(Stored items)
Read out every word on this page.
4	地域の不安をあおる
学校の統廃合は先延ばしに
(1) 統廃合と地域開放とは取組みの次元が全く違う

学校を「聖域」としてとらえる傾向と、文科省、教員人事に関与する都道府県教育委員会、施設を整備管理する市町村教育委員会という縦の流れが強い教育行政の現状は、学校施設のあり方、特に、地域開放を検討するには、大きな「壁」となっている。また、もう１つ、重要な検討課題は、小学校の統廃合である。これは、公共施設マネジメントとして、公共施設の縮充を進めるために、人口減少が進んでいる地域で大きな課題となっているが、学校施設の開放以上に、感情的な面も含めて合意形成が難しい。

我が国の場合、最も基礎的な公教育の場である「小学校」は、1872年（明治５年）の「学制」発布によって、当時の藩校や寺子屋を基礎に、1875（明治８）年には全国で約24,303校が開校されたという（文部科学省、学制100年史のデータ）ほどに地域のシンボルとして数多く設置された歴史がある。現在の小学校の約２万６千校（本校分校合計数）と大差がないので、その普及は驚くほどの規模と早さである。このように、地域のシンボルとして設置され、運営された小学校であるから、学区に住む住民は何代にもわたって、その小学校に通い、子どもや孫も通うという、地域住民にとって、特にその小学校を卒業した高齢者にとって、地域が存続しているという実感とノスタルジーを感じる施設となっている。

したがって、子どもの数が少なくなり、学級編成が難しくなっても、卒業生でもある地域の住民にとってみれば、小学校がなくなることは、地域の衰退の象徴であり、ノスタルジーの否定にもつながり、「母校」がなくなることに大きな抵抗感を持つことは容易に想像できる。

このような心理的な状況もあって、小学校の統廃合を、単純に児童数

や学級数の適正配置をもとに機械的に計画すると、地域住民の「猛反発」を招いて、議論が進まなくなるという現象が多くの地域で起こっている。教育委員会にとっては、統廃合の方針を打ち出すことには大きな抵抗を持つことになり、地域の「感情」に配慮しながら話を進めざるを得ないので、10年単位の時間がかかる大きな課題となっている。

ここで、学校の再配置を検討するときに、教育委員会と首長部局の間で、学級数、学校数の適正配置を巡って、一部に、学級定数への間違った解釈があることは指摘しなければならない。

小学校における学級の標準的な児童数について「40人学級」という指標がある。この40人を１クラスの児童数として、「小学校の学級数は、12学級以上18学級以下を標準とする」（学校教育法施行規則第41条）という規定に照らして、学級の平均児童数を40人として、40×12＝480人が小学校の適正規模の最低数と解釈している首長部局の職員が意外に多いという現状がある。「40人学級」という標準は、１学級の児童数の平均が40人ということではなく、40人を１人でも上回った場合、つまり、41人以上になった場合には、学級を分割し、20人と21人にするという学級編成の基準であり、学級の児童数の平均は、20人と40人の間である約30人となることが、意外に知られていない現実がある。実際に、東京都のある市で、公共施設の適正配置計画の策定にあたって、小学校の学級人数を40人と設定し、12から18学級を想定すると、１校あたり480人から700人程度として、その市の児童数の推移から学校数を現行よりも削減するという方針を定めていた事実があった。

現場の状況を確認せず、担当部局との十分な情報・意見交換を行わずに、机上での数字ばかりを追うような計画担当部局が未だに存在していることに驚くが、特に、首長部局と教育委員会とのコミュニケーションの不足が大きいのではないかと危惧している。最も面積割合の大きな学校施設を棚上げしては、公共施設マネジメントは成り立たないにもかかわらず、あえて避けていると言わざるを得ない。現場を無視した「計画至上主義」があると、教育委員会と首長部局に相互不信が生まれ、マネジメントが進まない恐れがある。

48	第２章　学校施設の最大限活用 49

▶ **Set task**:
Each entry above is to be printed again exactly.

▶ **Response to this exercise**:
Read out every word on this page.
4	地域の不安をあおる
学校の統廃合は先延ばしに
(1) 統廃合と地域開放とは取組みの次元が全く違う

学校を「聖域」としてとらえる傾向と、文科省、教員人事に関与する都道府県教育委員会、施設を整備管理する市町村教育委員会という縦の流れが強い教育行政の現状は、学校施設のあり方、特に、地域開放を検討するには、大きな「壁」となっている。また、もう１つ、重要な検討課題は、小学校の統廃合である。これは、公共施設マネジメントとして、公共施設の縮充を進めるために、人口減少が進んでいる地域で大きな課題となっているが、学校施設の開放以上に、感情的な面も含めて合意形成が難しい。

我が国の場合、最も基礎的な公教育の場である「小学校」は、1872年（明治５年）の「学制」発布によって、当時の藩校や寺子屋を基礎に、1875（明治８）年には全国で約24,303校が開校されたという（文部科学省、学制100年史のデータ）ほどに地域のシンボルとして数多く設置された歴史がある。現在の小学校の約２万６千校（本校分校合計数）と大差がないので、その普及は驚くほどの規模と早さである。このように、地域のシンボルとして設置され、運営された小学校であるから、学区に住む住民は何代にもわたって、その小学校に通い、子どもや孫も通うという、地域住民にとって、特にその小学校を卒業した高齢者にとって、地域が存続しているという実感とノスタルジーを感じる施設となっている。

したがって、子どもの数が少なくなり、学級編成が難しくなっても、卒業生でもある地域の住民にとってみれば、小学校がなくなることは、地域の衰退の象徴であり、ノスタルジーの否定にもつながり、「母校」がなくなることに大きな抵抗感を持つことは容易に想像できる。

このような心理的な状況もあって、小学校の統廃合を、単純に児童数

や学級数の適正配置をもとに機械的に計画すると、地域住民の「猛反発」を招いて、議論が進まなくなるという現象が多くの地域で起こっている。教育委員会にとっては、統廃合の方針を打ち出すことには大きな抵抗を持つことになり、地域の「感情」に配慮しながら話を進めざるを得ないので、10年単位の時間がかかる大きな課題となっている。

ここで、学校の再配置を検討するときに、教育委員会と首長部局の間で、学級数、学校数の適正配置を巡って、一部に、学級定数への間違った解釈があることは指摘しなければならない。

小学校における学級の標準的な児童数について「40人学級」という指標がある。この40人を１クラスの児童数として、「小学校の学級数は、12学級以上18学級以下を標準とする」（学校教育法施行規則第41条）という規定に照らして、学級の平均児童数を40人として、40×12＝480人が小学校の適正規模の最低数と解釈している首長部局の職員が意外に多いという現状がある。「40人学級」という標準は、１学級の児童数の平均が40人ということではなく、40人を１人でも上回った場合、つまり、41人以上になった場合には、学級を分割し、20人と21人にするという学級編成の基準であり、学級の児童数の平均は、20人と40人の間である約30人となることが、意外に知られていない現実がある。実際に、東京都のある市で、公共施設の適正配置計画の策定にあたって、小学校の学級人数を40人と設定し、12から18学級を想定すると、１校あたり480人から700人程度として、その市の児童数の推移から学校数を現行よりも削減するという方針を定めていた事実があった。

現場の状況を確認せず、担当部局との十分な情報・意見交換を行わずに、机上での数字ばかりを追うような計画担当部局が未だに存在していることに驚くが、特に、首長部局と教育委員会とのコミュニケーションの不足が大きいのではないかと危惧している。最も面積割合の大きな学校施設を棚上げしては、公共施設マネジメントは成り立たないにもかかわらず、あえて避けていると言わざるを得ない。現場を無視した「計画至上主義」があると、教育委員会と首長部局に相互不信が生まれ、マネジメントが進まない恐れがある。

48	第２章　学校施設の最大限活用 49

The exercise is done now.